◆ **PAGE TEXT**
━━━

Characterization of candidate genes influencing migration, invasion and metastasis in genetically generated oral-esophageal cancer cells

S Hauß ¹, H Kunert ¹, C Franzke ², EM Egenter ¹, N Hirt ¹, A Queisser ¹, M Döbele ¹, S Heeg ¹, G Gössel ¹, T Reinheckel ³, L Bruckner-Tudermann ², C Peters ³, H Blum ⁴, O Opitz ¹

¹Universitätsklinikum, Innere Medizin II/Institut für Molekulare Medizin und Zellforschung/Comprehensive Cancer Center Freiburg, Freiburg, Germany
²Universitäts-Hautklinik Freiburg, Freiburg, Germany
³Institut für Molekulare Medizin und Zellforschung, Freiburg, Germany
⁴Universitätsklinikum Freiburg, Innere Medizin II, Freiburg, Germany

Congress Abstract

Introduction: The ability of a tumor cell to migrate across the extracellular matrix (ECM) is a prerequisite for metastasis. In our cellular model of human oral-esophageal carcinogenesis we were able to recapitulate tumor development in a stepwise fashion. Cyclin D1 overexpression and p53 inactivation led to immortalization, additional EGFR overexpression induced an in vitro transformed phenotype, whereas additional c-myc overexpression resulted in invasive cancer cells. To study the ability of these different cells to migrate, we analyzed the expression and localization of different candidates thought to be involved in tumor invasion and metastasis: 1. Collagen XVII, a hemidesmosomal epithelial adhesion protein, 2. E-Cadherin, a cell adhesion molecule of adherens junctions, 3. the cell surface protein CD24 and 4. the lysosomal cysteine protease Cathepsin.

━━━

◆ **EXERCISES**
1 > Condense the paragraph of the abstract that begins "Introduction: The ability of a tumor cell" into a short bulleted list that keeps its main facts.
2 > Retype the abstract word for word, starting with "Congress Abstract" and going on through "cysteine protease Cathepsin.".
3 > According to the abstract, what change in the cellular model resulted in invasive cancer cells?

◆ **STORED DATA**
━━━

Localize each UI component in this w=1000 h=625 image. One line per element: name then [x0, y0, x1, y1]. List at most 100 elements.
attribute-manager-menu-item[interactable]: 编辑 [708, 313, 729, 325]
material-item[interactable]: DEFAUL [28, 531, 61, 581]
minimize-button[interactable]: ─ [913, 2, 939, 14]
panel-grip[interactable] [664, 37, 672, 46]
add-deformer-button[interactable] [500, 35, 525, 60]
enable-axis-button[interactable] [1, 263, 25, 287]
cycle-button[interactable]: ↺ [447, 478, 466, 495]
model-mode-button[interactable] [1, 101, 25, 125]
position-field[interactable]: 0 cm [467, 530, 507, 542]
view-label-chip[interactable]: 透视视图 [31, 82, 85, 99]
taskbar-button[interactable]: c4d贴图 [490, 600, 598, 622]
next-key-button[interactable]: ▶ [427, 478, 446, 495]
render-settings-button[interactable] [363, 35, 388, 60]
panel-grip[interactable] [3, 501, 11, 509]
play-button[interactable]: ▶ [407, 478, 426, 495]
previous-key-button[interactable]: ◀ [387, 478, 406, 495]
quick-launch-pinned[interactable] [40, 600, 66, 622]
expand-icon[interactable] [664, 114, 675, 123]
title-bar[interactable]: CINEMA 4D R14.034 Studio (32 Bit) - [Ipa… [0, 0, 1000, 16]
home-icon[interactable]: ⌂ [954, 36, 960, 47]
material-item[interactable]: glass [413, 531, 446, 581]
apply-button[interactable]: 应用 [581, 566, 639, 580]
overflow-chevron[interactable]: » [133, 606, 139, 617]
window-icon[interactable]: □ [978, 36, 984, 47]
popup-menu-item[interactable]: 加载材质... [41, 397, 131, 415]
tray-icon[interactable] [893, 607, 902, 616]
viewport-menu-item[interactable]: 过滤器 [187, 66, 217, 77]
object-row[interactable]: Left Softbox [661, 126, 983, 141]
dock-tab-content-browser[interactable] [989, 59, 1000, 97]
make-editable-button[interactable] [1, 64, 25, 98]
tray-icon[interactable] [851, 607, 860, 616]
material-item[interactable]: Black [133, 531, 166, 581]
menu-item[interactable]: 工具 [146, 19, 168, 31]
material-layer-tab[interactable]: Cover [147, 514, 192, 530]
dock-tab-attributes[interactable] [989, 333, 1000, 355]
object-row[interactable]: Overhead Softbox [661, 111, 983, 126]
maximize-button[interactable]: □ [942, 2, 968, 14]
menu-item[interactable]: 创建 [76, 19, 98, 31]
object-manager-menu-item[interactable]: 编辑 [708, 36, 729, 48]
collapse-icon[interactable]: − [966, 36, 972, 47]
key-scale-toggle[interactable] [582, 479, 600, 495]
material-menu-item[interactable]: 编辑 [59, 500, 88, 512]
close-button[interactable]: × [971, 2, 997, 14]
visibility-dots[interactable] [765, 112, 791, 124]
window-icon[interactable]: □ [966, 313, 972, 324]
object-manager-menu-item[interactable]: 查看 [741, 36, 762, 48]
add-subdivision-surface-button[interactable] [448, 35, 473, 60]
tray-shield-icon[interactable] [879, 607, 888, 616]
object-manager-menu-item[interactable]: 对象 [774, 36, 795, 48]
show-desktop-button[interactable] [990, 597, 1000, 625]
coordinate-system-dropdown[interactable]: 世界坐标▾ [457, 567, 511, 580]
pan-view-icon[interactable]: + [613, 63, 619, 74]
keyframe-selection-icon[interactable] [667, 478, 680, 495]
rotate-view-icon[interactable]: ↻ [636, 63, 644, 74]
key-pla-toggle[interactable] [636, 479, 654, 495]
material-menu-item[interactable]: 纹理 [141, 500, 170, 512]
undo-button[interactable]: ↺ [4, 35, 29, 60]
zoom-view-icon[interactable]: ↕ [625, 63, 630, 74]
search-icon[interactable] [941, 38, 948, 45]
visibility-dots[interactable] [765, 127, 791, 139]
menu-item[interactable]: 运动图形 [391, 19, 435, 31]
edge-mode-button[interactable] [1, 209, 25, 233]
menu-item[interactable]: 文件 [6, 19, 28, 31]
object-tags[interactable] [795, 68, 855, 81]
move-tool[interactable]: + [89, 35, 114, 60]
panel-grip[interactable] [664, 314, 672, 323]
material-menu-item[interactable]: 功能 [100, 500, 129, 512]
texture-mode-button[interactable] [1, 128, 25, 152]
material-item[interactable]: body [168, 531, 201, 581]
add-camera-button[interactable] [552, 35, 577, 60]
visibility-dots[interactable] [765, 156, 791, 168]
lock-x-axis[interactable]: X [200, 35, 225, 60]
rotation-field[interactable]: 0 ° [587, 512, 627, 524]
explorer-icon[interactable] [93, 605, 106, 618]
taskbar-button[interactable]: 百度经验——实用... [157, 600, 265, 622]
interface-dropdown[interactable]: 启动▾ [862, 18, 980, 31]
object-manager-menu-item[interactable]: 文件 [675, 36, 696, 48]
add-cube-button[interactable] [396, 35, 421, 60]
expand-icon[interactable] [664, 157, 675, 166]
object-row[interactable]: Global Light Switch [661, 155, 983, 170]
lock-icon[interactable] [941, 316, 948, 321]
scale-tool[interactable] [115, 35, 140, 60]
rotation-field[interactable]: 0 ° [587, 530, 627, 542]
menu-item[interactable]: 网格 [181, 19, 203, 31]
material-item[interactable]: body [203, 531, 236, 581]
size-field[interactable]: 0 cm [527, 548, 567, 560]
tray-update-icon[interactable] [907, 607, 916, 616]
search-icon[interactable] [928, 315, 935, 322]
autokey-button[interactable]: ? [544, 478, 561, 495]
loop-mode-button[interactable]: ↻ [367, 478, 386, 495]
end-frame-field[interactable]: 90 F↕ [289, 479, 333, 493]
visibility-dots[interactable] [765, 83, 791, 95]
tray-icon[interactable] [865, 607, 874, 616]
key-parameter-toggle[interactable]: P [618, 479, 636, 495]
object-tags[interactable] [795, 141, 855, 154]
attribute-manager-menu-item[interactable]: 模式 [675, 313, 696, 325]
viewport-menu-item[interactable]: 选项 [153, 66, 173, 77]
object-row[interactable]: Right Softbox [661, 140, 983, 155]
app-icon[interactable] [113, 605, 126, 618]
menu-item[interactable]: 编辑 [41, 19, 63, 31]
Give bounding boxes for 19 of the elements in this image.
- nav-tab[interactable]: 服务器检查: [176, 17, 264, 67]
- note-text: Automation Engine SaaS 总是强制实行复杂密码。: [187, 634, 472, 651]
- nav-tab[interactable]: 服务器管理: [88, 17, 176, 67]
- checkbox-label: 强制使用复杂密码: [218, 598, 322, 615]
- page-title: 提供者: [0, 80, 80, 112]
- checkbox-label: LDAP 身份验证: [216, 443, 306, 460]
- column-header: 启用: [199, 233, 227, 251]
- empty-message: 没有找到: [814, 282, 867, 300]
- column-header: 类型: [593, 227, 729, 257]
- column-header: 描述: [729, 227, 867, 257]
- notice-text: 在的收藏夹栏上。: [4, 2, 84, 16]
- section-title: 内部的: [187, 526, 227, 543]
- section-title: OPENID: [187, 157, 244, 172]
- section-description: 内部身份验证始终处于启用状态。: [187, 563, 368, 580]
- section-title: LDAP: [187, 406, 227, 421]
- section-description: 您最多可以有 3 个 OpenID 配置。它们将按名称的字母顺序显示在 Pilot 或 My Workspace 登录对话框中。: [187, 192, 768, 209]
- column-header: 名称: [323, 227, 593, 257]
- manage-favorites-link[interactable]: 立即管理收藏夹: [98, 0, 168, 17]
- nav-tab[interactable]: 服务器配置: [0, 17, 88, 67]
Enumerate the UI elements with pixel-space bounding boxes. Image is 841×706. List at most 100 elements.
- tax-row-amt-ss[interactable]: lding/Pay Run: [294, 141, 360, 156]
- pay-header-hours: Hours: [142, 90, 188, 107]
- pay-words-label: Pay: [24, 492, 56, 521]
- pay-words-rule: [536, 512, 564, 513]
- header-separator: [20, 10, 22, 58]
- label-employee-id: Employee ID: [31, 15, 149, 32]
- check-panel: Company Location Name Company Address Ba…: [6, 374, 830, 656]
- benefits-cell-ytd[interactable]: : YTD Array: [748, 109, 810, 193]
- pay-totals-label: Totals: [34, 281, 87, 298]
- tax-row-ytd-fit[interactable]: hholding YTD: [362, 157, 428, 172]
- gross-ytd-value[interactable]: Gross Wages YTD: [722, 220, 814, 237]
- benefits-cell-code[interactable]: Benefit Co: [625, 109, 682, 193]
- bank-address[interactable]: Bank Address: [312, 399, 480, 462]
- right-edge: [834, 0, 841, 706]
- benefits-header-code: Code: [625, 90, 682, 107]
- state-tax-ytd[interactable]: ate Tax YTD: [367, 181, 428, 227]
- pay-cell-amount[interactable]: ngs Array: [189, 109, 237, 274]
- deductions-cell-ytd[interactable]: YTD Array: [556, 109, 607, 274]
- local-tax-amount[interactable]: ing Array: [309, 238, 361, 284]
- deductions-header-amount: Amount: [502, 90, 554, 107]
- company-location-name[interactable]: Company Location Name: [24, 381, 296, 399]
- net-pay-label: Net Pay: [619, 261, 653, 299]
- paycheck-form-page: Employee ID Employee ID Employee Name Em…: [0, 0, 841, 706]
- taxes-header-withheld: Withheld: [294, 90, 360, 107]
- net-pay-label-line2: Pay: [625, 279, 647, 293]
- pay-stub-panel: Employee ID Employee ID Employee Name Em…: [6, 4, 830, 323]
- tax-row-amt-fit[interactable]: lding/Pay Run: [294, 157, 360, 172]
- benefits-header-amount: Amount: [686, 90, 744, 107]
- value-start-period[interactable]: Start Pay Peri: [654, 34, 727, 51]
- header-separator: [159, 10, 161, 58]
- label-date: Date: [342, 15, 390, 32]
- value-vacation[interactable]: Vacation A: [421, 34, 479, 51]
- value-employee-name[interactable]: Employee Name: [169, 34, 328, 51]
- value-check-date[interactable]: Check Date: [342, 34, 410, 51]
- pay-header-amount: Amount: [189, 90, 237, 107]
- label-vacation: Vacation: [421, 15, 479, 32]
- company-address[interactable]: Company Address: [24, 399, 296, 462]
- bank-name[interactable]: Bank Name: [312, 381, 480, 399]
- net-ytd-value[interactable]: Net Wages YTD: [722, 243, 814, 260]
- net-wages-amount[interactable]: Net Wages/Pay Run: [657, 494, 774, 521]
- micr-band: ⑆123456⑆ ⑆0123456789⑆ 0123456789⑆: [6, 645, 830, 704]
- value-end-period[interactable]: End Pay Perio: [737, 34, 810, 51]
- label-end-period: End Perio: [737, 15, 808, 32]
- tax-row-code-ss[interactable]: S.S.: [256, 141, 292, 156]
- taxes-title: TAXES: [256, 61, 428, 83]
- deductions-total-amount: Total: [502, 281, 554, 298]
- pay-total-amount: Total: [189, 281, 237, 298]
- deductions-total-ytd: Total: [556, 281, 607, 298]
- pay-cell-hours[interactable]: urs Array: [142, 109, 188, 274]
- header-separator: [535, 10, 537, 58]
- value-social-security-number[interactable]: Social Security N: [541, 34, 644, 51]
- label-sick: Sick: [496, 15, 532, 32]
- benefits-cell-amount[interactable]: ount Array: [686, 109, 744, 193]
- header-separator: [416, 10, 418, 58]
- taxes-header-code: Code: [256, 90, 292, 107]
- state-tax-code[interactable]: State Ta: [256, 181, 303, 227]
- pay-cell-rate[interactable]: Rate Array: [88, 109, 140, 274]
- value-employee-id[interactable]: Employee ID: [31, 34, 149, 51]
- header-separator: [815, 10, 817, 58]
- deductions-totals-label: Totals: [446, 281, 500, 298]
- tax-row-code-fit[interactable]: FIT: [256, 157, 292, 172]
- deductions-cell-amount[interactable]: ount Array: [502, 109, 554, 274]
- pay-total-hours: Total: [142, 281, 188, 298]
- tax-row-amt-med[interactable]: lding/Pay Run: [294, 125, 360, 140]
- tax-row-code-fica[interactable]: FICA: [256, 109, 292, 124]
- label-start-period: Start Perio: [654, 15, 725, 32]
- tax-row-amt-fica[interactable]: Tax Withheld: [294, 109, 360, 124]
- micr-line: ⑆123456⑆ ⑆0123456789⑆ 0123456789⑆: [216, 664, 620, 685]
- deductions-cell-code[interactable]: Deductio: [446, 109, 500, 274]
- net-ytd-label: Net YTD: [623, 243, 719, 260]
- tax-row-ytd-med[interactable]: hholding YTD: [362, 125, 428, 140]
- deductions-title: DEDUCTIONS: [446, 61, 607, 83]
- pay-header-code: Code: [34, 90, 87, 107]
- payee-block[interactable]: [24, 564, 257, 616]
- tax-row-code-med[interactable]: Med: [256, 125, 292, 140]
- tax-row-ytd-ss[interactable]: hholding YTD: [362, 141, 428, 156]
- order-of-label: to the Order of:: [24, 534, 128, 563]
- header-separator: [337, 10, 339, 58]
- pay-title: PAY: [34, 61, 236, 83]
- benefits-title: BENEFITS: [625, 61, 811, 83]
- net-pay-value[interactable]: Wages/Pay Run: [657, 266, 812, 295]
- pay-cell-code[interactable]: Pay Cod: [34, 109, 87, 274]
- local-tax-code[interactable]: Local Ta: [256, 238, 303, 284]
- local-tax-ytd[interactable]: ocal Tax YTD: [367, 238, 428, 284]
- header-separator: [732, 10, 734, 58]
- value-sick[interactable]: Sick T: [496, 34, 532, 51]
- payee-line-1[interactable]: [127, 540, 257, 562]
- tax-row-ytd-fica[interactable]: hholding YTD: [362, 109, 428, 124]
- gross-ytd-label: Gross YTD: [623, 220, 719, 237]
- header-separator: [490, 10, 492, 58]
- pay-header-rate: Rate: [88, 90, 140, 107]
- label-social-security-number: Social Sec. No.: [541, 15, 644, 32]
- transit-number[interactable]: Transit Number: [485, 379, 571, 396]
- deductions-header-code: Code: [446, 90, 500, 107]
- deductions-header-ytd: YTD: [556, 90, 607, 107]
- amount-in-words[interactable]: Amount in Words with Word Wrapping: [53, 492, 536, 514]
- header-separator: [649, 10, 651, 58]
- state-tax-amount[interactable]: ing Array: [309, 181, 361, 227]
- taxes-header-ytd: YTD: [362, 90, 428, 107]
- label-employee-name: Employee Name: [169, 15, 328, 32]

━━━

◆ **COMPLETED EXERCISE**
1 >
- Migration of tumor cells across the extracellular matrix (ECM) is a prerequisite for metastasis.
- A cellular model of human oral-esophageal carcinogenesis recapitulated tumor development step by step:
  - Cyclin D1 overexpression plus p53 inactivation led to immortalization.
  - Additional EGFR overexpression induced an in vitro transformed phenotype.
  - Additional c-myc overexpression produced invasive cancer cells.
- To study how these cells migrate, the expression and localization of four candidates in invasion and metastasis were analyzed:
  - Collagen XVII, a hemidesmosomal epithelial adhesion protein
  - E-Cadherin, a cell adhesion molecule of adherens junctions
  - the cell surface protein CD24
  - the lysosomal cysteine protease Cathepsin

2 >
Congress Abstract

Introduction: The ability of a tumor cell to migrate across the extracellular matrix (ECM) is a prerequisite for metastasis. In our cellular model of human oral-esophageal carcinogenesis we were able to recapitulate tumor development in a stepwise fashion. Cyclin D1 overexpression and p53 inactivation led to immortalization, additional EGFR overexpression induced an in vitro transformed phenotype, whereas additional c-myc overexpression resulted in invasive cancer cells. To study the ability of these different cells to migrate, we analyzed the expression and localization of different candidates thought to be involved in tumor invasion and metastasis: 1. Collagen XVII, a hemidesmosomal epithelial adhesion protein, 2. E-Cadherin, a cell adhesion molecule of adherens junctions, 3. the cell surface protein CD24 and 4. the lysosomal cysteine protease Cathepsin.

3 > Additional c-myc overexpression resulted in invasive cancer cells.